* Working data:
-------------------------

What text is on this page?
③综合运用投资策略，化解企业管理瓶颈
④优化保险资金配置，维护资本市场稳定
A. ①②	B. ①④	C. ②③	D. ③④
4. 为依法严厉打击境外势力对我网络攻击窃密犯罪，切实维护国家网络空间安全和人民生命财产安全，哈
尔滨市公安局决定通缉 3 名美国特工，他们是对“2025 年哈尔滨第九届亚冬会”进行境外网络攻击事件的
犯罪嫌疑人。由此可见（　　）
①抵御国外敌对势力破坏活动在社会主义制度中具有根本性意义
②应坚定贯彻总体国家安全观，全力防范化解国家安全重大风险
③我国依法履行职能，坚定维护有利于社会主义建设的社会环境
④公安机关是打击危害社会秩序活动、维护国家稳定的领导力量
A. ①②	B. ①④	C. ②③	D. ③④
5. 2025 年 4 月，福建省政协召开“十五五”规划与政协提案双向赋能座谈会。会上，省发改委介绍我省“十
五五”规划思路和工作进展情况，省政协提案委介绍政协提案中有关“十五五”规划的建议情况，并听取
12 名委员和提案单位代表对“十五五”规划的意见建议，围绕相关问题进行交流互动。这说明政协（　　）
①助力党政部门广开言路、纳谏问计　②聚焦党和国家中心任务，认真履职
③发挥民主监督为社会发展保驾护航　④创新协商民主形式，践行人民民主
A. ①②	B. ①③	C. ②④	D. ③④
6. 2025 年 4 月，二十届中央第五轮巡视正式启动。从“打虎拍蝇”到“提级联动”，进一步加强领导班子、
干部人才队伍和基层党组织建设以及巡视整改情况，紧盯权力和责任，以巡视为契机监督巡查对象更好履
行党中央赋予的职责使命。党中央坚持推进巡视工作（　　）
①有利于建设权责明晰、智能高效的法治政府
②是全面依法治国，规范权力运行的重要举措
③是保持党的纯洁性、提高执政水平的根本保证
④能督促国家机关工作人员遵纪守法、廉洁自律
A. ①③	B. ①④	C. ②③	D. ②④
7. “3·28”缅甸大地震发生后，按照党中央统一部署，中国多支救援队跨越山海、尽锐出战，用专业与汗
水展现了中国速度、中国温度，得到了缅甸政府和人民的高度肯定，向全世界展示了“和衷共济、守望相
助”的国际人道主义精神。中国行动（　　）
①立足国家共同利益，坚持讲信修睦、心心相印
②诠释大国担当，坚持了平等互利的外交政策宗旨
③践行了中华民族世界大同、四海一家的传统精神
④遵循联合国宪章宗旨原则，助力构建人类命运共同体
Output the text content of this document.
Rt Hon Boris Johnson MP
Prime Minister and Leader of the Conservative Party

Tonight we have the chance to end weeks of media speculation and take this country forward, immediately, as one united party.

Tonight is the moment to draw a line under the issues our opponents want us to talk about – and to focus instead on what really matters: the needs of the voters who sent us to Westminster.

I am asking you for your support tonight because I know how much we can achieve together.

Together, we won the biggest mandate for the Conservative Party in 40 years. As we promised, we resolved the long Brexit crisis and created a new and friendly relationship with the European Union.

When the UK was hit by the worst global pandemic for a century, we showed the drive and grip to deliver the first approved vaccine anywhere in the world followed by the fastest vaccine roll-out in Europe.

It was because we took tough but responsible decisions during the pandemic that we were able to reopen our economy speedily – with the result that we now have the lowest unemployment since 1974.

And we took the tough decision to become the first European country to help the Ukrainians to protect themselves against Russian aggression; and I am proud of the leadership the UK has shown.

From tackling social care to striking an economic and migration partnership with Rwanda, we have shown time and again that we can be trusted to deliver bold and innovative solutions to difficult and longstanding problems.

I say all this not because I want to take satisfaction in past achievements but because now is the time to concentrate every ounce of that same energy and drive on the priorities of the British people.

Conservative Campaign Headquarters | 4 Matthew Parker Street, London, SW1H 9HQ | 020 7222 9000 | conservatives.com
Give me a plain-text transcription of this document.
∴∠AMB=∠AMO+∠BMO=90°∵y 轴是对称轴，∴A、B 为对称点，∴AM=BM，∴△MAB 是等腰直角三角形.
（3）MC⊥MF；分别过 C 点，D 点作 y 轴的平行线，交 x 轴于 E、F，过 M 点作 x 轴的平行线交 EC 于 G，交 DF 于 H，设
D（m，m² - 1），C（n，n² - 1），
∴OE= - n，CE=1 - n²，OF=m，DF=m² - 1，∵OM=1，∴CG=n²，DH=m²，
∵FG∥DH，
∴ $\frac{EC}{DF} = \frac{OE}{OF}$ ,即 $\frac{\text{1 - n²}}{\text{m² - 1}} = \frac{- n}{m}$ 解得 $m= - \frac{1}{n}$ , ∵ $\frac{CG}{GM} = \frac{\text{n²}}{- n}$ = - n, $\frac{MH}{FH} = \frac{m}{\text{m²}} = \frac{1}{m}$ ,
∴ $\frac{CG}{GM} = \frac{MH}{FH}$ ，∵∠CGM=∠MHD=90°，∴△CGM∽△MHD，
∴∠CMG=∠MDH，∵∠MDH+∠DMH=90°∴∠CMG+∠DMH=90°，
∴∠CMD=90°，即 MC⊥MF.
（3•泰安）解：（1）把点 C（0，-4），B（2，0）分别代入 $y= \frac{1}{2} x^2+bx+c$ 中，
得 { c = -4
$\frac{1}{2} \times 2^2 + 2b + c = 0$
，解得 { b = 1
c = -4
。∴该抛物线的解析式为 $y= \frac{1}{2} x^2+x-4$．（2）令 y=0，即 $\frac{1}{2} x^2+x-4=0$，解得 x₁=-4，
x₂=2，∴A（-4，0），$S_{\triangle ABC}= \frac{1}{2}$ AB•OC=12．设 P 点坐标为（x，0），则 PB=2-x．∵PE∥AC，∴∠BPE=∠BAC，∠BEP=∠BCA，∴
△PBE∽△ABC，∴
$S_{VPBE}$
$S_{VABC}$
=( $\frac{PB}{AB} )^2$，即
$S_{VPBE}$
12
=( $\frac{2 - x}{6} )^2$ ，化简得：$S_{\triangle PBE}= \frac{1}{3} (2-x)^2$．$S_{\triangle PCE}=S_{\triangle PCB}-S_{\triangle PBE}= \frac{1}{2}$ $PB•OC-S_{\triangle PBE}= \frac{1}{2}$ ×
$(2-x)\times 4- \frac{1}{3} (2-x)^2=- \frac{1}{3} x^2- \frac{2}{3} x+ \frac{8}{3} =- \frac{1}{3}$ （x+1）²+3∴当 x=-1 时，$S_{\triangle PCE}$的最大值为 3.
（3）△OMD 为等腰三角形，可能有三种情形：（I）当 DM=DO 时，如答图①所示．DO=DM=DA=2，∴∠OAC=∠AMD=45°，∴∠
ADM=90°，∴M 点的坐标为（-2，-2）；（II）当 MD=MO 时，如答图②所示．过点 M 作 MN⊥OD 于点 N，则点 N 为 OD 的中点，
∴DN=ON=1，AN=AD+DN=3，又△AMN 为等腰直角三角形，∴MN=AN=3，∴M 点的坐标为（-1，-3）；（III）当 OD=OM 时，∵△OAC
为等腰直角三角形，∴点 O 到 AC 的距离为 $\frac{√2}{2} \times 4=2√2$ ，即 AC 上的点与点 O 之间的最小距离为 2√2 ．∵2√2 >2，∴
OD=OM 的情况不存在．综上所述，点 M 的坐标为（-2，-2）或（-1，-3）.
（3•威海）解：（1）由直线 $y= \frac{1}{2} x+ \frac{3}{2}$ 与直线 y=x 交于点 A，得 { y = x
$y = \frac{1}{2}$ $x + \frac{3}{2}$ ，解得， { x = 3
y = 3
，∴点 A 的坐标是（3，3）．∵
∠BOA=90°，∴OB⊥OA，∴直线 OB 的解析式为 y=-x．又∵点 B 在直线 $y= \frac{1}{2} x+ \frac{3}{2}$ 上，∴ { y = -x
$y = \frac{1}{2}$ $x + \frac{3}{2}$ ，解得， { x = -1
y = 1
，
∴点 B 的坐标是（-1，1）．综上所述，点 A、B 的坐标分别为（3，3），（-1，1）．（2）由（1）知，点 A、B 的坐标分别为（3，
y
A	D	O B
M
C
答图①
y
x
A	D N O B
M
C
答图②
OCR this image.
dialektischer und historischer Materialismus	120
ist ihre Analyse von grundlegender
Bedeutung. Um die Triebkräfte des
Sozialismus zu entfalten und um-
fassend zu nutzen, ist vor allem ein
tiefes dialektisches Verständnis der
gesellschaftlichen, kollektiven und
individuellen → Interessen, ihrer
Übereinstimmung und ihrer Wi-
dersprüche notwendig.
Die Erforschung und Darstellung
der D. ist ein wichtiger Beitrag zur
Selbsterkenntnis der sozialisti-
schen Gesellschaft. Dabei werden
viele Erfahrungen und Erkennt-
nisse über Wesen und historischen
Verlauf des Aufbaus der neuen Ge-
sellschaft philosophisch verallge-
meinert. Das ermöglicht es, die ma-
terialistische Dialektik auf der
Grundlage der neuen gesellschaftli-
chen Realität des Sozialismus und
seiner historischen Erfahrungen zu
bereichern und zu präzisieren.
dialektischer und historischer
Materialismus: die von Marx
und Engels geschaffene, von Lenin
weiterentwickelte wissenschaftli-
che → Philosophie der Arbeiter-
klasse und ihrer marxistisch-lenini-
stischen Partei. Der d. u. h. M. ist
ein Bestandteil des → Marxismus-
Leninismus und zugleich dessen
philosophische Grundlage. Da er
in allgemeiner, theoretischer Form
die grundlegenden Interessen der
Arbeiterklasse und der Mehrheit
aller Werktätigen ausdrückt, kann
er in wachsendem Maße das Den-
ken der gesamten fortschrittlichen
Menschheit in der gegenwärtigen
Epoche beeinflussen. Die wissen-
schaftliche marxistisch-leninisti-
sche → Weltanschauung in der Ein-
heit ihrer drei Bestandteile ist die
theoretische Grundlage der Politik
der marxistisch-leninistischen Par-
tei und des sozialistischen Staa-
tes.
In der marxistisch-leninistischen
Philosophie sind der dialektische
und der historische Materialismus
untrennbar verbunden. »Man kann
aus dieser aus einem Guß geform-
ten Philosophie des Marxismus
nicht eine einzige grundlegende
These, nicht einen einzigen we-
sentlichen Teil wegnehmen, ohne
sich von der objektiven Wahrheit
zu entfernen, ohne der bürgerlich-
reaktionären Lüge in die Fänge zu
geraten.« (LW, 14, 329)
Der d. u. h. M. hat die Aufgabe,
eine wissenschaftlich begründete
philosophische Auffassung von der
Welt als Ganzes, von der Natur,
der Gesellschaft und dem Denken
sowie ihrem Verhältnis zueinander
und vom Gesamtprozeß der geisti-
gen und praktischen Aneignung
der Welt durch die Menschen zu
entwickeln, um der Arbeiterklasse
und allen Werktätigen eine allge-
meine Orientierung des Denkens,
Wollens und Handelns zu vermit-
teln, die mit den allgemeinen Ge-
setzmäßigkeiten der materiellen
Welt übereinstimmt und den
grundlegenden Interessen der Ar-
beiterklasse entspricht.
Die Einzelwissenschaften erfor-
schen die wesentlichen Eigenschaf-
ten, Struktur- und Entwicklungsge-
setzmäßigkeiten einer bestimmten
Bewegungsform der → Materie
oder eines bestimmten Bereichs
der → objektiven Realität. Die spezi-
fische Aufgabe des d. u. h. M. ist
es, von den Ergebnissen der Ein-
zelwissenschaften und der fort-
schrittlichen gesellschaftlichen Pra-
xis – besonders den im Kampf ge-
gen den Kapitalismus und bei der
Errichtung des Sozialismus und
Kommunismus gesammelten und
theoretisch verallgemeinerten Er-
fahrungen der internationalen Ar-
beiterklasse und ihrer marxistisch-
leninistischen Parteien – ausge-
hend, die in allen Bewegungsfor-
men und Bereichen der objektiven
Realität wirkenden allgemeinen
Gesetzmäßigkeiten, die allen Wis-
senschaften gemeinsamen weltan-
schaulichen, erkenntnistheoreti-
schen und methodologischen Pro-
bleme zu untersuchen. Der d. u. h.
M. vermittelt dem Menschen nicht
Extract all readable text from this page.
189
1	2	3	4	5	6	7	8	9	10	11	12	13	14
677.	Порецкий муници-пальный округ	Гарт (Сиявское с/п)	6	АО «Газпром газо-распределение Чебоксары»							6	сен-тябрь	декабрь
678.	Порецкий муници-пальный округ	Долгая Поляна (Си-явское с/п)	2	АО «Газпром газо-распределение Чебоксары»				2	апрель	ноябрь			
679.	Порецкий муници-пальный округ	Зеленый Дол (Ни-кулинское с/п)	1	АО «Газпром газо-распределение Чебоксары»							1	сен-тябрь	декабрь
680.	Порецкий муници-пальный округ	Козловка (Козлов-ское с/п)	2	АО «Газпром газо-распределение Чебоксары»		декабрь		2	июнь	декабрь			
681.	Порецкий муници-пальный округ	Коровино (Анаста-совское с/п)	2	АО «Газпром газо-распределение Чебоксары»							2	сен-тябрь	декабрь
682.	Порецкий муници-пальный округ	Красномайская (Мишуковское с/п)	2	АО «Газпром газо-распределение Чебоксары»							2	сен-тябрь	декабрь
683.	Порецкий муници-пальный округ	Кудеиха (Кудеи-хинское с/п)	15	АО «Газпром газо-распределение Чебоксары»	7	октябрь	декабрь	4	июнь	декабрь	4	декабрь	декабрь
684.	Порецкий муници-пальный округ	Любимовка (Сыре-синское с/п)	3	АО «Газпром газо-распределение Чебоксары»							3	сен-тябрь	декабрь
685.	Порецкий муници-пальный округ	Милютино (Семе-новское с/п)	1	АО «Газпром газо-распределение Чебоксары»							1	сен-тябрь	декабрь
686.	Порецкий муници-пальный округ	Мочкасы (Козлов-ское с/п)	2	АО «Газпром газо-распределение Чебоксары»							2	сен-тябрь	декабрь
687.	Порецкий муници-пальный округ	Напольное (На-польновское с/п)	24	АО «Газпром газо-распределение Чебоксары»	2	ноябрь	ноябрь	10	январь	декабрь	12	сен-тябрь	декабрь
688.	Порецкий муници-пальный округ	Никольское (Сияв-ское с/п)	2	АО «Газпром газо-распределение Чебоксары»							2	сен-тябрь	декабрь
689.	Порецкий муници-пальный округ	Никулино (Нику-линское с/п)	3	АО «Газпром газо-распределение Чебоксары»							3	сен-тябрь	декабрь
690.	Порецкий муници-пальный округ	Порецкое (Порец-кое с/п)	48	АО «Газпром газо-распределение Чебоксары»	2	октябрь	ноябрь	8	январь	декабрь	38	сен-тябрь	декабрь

-------------------------

* Task description: Each line holding "январь" must be found and copied.

* Finished exercise:
687.	Порецкий муници-пальный округ	Напольное (На-польновское с/п)	24	АО «Газпром газо-распределение Чебоксары»	2	ноябрь	ноябрь	10	январь	декабрь	12	сен-тябрь	декабрь
690.	Порецкий муници-пальный округ	Порецкое (Порец-кое с/п)	48	АО «Газпром газо-распределение Чебоксары»	2	октябрь	ноябрь	8	январь	декабрь	38	сен-тябрь	декабрь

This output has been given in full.